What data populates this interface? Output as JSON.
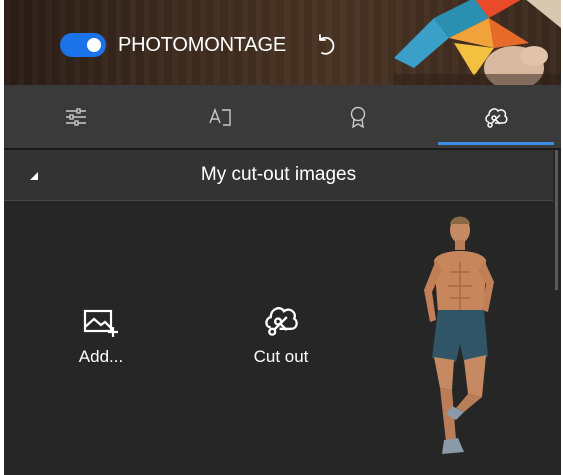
{
  "header": {
    "title": "PHOTOMONTAGE",
    "toggle_on": true,
    "toggle_color": "#1a73e8",
    "undo_icon": "undo-icon"
  },
  "tabs": [
    {
      "icon": "adjustments-sliders-icon",
      "active": false
    },
    {
      "icon": "text-icon",
      "active": false
    },
    {
      "icon": "award-badge-icon",
      "active": false
    },
    {
      "icon": "cut-out-scissors-icon",
      "active": true
    }
  ],
  "accent_color": "#3a8ee6",
  "section": {
    "title": "My cut-out images",
    "expanded": true
  },
  "actions": {
    "add_label": "Add...",
    "cutout_label": "Cut out"
  }
}
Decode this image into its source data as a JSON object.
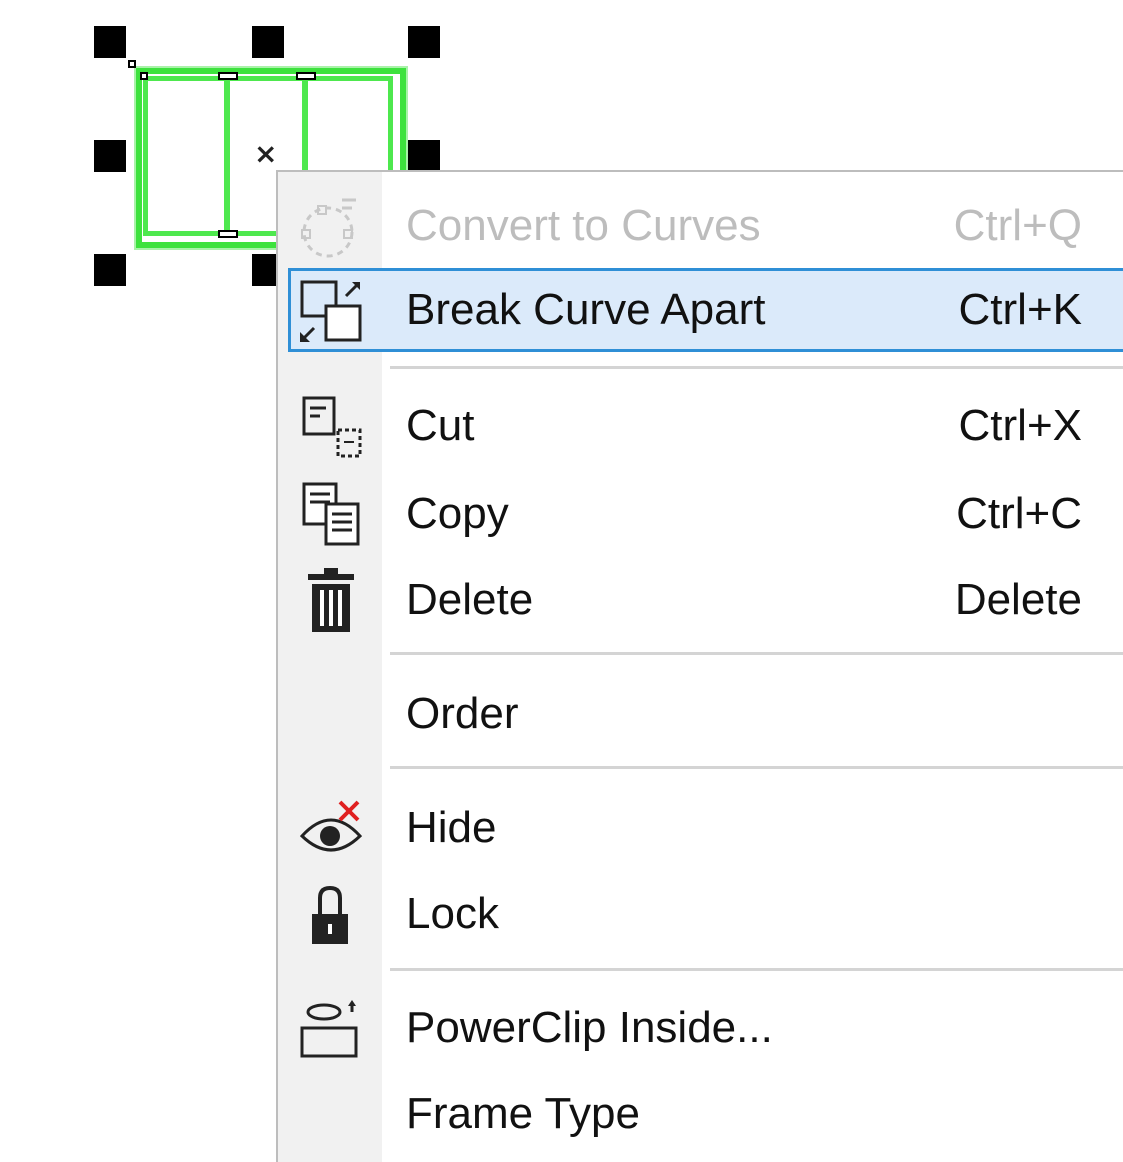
{
  "menu": {
    "items": [
      {
        "label": "Convert to Curves",
        "shortcut": "Ctrl+Q",
        "disabled": true
      },
      {
        "label": "Break Curve Apart",
        "shortcut": "Ctrl+K",
        "highlighted": true
      },
      {
        "label": "Cut",
        "shortcut": "Ctrl+X"
      },
      {
        "label": "Copy",
        "shortcut": "Ctrl+C"
      },
      {
        "label": "Delete",
        "shortcut": "Delete"
      },
      {
        "label": "Order",
        "shortcut": ""
      },
      {
        "label": "Hide",
        "shortcut": ""
      },
      {
        "label": "Lock",
        "shortcut": ""
      },
      {
        "label": "PowerClip Inside...",
        "shortcut": ""
      },
      {
        "label": "Frame Type",
        "shortcut": ""
      }
    ]
  },
  "colors": {
    "selection_outline": "#3de23d",
    "highlight_bg": "#dbeafa",
    "highlight_border": "#2f8fd6",
    "disabled_text": "#bdbdbd",
    "delete_x": "#e02020"
  },
  "icons": [
    "convert-curves-icon",
    "break-apart-icon",
    "cut-icon",
    "copy-icon",
    "trash-icon",
    "hide-icon",
    "lock-icon",
    "powerclip-icon"
  ]
}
**********
■ Work instructions ■
All of the lines above should be printed exactly, minus the pictures.

■ Output below ■
What data populates this interface? Output as JSON.
{
  "header": {
    "title": "PHOTOMONTAGE",
    "toggle_on": true,
    "toggle_color": "#1a73e8",
    "undo_icon": "undo-icon"
  },
  "tabs": [
    {
      "icon": "adjustments-sliders-icon",
      "active": false
    },
    {
      "icon": "text-icon",
      "active": false
    },
    {
      "icon": "award-badge-icon",
      "active": false
    },
    {
      "icon": "cut-out-scissors-icon",
      "active": true
    }
  ],
  "accent_color": "#3a8ee6",
  "section": {
    "title": "My cut-out images",
    "expanded": true
  },
  "actions": {
    "add_label": "Add...",
    "cutout_label": "Cut out"
  }
}
Decode this image into its source data as a JSON object.
{
  "menu": {
    "items": [
      {
        "label": "Convert to Curves",
        "shortcut": "Ctrl+Q",
        "disabled": true
      },
      {
        "label": "Break Curve Apart",
        "shortcut": "Ctrl+K",
        "highlighted": true
      },
      {
        "label": "Cut",
        "shortcut": "Ctrl+X"
      },
      {
        "label": "Copy",
        "shortcut": "Ctrl+C"
      },
      {
        "label": "Delete",
        "shortcut": "Delete"
      },
      {
        "label": "Order",
        "shortcut": ""
      },
      {
        "label": "Hide",
        "shortcut": ""
      },
      {
        "label": "Lock",
        "shortcut": ""
      },
      {
        "label": "PowerClip Inside...",
        "shortcut": ""
      },
      {
        "label": "Frame Type",
        "shortcut": ""
      }
    ]
  },
  "colors": {
    "selection_outline": "#3de23d",
    "highlight_bg": "#dbeafa",
    "highlight_border": "#2f8fd6",
    "disabled_text": "#bdbdbd",
    "delete_x": "#e02020"
  },
  "icons": [
    "convert-curves-icon",
    "break-apart-icon",
    "cut-icon",
    "copy-icon",
    "trash-icon",
    "hide-icon",
    "lock-icon",
    "powerclip-icon"
  ]
}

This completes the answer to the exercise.